__Task description__:
Without skipping anything, write out each record below exactly.
--- Start Record extracts ---
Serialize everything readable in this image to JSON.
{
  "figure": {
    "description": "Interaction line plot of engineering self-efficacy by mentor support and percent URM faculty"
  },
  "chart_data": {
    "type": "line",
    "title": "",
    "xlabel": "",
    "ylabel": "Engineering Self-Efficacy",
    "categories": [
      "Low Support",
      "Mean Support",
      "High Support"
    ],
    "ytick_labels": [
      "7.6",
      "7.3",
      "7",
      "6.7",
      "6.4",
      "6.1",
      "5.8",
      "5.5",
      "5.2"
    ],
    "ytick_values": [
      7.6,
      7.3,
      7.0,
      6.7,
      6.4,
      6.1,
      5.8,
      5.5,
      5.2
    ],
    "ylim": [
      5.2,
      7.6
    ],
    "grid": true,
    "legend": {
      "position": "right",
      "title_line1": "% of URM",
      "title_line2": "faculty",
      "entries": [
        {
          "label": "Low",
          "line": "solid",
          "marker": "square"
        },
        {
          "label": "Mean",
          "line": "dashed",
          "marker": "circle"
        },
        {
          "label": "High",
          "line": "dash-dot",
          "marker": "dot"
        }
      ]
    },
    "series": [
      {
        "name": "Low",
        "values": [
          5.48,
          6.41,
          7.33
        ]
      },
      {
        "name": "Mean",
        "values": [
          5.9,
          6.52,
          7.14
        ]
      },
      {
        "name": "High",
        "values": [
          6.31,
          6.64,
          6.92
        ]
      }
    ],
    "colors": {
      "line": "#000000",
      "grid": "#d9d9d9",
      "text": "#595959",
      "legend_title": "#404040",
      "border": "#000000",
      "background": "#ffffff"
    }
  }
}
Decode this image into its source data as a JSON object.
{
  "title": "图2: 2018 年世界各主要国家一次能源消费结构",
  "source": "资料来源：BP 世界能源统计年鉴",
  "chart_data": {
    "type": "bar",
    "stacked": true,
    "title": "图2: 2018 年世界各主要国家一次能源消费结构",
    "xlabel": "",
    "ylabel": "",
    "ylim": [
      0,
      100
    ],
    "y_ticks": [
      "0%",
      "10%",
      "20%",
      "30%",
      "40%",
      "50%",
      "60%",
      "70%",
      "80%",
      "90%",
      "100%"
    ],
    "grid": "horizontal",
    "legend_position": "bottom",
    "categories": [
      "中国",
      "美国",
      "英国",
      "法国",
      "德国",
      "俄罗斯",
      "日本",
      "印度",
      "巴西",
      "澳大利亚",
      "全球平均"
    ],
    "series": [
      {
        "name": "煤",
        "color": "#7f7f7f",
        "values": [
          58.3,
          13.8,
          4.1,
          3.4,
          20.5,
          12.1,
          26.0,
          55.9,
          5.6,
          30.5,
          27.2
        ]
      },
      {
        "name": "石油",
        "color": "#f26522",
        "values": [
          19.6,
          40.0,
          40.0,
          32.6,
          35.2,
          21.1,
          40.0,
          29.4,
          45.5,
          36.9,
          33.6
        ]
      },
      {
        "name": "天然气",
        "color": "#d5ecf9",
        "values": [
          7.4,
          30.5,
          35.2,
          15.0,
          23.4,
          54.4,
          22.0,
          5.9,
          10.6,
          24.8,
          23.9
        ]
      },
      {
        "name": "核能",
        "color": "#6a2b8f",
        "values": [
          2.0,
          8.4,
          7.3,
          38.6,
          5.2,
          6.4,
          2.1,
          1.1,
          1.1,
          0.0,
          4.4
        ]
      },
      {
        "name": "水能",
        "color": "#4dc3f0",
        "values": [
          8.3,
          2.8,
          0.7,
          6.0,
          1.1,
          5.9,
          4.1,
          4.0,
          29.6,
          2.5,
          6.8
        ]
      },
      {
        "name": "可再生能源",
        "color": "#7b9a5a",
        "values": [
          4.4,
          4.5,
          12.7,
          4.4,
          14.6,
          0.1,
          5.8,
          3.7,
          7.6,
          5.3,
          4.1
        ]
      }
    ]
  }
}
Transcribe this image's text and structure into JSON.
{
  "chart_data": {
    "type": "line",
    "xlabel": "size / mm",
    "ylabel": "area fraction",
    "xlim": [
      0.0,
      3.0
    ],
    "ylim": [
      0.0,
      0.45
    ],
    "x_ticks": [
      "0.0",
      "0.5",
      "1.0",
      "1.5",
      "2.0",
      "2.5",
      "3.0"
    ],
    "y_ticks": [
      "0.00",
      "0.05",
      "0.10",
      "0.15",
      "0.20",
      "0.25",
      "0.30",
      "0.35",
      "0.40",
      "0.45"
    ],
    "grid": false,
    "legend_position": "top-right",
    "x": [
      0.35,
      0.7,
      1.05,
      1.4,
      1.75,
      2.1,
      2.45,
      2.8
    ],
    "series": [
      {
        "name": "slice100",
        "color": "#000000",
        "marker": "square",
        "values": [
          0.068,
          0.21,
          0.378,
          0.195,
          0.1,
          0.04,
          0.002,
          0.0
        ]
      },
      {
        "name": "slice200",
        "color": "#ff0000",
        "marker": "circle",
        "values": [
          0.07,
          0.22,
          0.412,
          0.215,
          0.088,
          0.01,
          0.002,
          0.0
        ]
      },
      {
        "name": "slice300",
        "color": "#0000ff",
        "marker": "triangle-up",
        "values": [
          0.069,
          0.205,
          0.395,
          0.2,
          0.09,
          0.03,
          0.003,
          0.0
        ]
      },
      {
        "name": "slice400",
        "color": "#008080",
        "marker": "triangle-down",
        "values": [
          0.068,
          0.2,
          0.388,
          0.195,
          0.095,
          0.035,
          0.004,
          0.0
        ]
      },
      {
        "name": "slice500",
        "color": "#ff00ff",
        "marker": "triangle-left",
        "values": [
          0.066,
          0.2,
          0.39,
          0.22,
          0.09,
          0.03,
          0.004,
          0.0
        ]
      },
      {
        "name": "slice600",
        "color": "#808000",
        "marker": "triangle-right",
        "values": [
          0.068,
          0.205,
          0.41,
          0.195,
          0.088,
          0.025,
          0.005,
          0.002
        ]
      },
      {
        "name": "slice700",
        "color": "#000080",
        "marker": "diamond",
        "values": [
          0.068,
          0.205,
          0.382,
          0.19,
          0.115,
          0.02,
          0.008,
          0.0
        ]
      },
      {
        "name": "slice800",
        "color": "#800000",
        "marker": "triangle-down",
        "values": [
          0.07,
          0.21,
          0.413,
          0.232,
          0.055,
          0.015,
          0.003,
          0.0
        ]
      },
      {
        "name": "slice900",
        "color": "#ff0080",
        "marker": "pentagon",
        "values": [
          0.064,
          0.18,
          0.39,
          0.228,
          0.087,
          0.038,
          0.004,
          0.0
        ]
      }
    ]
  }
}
--- End Record extracts ---
__Written answer__:
Serialize everything readable in this image to JSON.
{
  "figure": {
    "description": "Interaction line plot of engineering self-efficacy by mentor support and percent URM faculty"
  },
  "chart_data": {
    "type": "line",
    "title": "",
    "xlabel": "",
    "ylabel": "Engineering Self-Efficacy",
    "categories": [
      "Low Support",
      "Mean Support",
      "High Support"
    ],
    "ytick_labels": [
      "7.6",
      "7.3",
      "7",
      "6.7",
      "6.4",
      "6.1",
      "5.8",
      "5.5",
      "5.2"
    ],
    "ytick_values": [
      7.6,
      7.3,
      7.0,
      6.7,
      6.4,
      6.1,
      5.8,
      5.5,
      5.2
    ],
    "ylim": [
      5.2,
      7.6
    ],
    "grid": true,
    "legend": {
      "position": "right",
      "title_line1": "% of URM",
      "title_line2": "faculty",
      "entries": [
        {
          "label": "Low",
          "line": "solid",
          "marker": "square"
        },
        {
          "label": "Mean",
          "line": "dashed",
          "marker": "circle"
        },
        {
          "label": "High",
          "line": "dash-dot",
          "marker": "dot"
        }
      ]
    },
    "series": [
      {
        "name": "Low",
        "values": [
          5.48,
          6.41,
          7.33
        ]
      },
      {
        "name": "Mean",
        "values": [
          5.9,
          6.52,
          7.14
        ]
      },
      {
        "name": "High",
        "values": [
          6.31,
          6.64,
          6.92
        ]
      }
    ],
    "colors": {
      "line": "#000000",
      "grid": "#d9d9d9",
      "text": "#595959",
      "legend_title": "#404040",
      "border": "#000000",
      "background": "#ffffff"
    }
  }
}
Decode this image into its source data as a JSON object.
{
  "title": "图2: 2018 年世界各主要国家一次能源消费结构",
  "source": "资料来源：BP 世界能源统计年鉴",
  "chart_data": {
    "type": "bar",
    "stacked": true,
    "title": "图2: 2018 年世界各主要国家一次能源消费结构",
    "xlabel": "",
    "ylabel": "",
    "ylim": [
      0,
      100
    ],
    "y_ticks": [
      "0%",
      "10%",
      "20%",
      "30%",
      "40%",
      "50%",
      "60%",
      "70%",
      "80%",
      "90%",
      "100%"
    ],
    "grid": "horizontal",
    "legend_position": "bottom",
    "categories": [
      "中国",
      "美国",
      "英国",
      "法国",
      "德国",
      "俄罗斯",
      "日本",
      "印度",
      "巴西",
      "澳大利亚",
      "全球平均"
    ],
    "series": [
      {
        "name": "煤",
        "color": "#7f7f7f",
        "values": [
          58.3,
          13.8,
          4.1,
          3.4,
          20.5,
          12.1,
          26.0,
          55.9,
          5.6,
          30.5,
          27.2
        ]
      },
      {
        "name": "石油",
        "color": "#f26522",
        "values": [
          19.6,
          40.0,
          40.0,
          32.6,
          35.2,
          21.1,
          40.0,
          29.4,
          45.5,
          36.9,
          33.6
        ]
      },
      {
        "name": "天然气",
        "color": "#d5ecf9",
        "values": [
          7.4,
          30.5,
          35.2,
          15.0,
          23.4,
          54.4,
          22.0,
          5.9,
          10.6,
          24.8,
          23.9
        ]
      },
      {
        "name": "核能",
        "color": "#6a2b8f",
        "values": [
          2.0,
          8.4,
          7.3,
          38.6,
          5.2,
          6.4,
          2.1,
          1.1,
          1.1,
          0.0,
          4.4
        ]
      },
      {
        "name": "水能",
        "color": "#4dc3f0",
        "values": [
          8.3,
          2.8,
          0.7,
          6.0,
          1.1,
          5.9,
          4.1,
          4.0,
          29.6,
          2.5,
          6.8
        ]
      },
      {
        "name": "可再生能源",
        "color": "#7b9a5a",
        "values": [
          4.4,
          4.5,
          12.7,
          4.4,
          14.6,
          0.1,
          5.8,
          3.7,
          7.6,
          5.3,
          4.1
        ]
      }
    ]
  }
}
Transcribe this image's text and structure into JSON.
{
  "chart_data": {
    "type": "line",
    "xlabel": "size / mm",
    "ylabel": "area fraction",
    "xlim": [
      0.0,
      3.0
    ],
    "ylim": [
      0.0,
      0.45
    ],
    "x_ticks": [
      "0.0",
      "0.5",
      "1.0",
      "1.5",
      "2.0",
      "2.5",
      "3.0"
    ],
    "y_ticks": [
      "0.00",
      "0.05",
      "0.10",
      "0.15",
      "0.20",
      "0.25",
      "0.30",
      "0.35",
      "0.40",
      "0.45"
    ],
    "grid": false,
    "legend_position": "top-right",
    "x": [
      0.35,
      0.7,
      1.05,
      1.4,
      1.75,
      2.1,
      2.45,
      2.8
    ],
    "series": [
      {
        "name": "slice100",
        "color": "#000000",
        "marker": "square",
        "values": [
          0.068,
          0.21,
          0.378,
          0.195,
          0.1,
          0.04,
          0.002,
          0.0
        ]
      },
      {
        "name": "slice200",
        "color": "#ff0000",
        "marker": "circle",
        "values": [
          0.07,
          0.22,
          0.412,
          0.215,
          0.088,
          0.01,
          0.002,
          0.0
        ]
      },
      {
        "name": "slice300",
        "color": "#0000ff",
        "marker": "triangle-up",
        "values": [
          0.069,
          0.205,
          0.395,
          0.2,
          0.09,
          0.03,
          0.003,
          0.0
        ]
      },
      {
        "name": "slice400",
        "color": "#008080",
        "marker": "triangle-down",
        "values": [
          0.068,
          0.2,
          0.388,
          0.195,
          0.095,
          0.035,
          0.004,
          0.0
        ]
      },
      {
        "name": "slice500",
        "color": "#ff00ff",
        "marker": "triangle-left",
        "values": [
          0.066,
          0.2,
          0.39,
          0.22,
          0.09,
          0.03,
          0.004,
          0.0
        ]
      },
      {
        "name": "slice600",
        "color": "#808000",
        "marker": "triangle-right",
        "values": [
          0.068,
          0.205,
          0.41,
          0.195,
          0.088,
          0.025,
          0.005,
          0.002
        ]
      },
      {
        "name": "slice700",
        "color": "#000080",
        "marker": "diamond",
        "values": [
          0.068,
          0.205,
          0.382,
          0.19,
          0.115,
          0.02,
          0.008,
          0.0
        ]
      },
      {
        "name": "slice800",
        "color": "#800000",
        "marker": "triangle-down",
        "values": [
          0.07,
          0.21,
          0.413,
          0.232,
          0.055,
          0.015,
          0.003,
          0.0
        ]
      },
      {
        "name": "slice900",
        "color": "#ff0080",
        "marker": "pentagon",
        "values": [
          0.064,
          0.18,
          0.39,
          0.228,
          0.087,
          0.038,
          0.004,
          0.0
        ]
      }
    ]
  }
}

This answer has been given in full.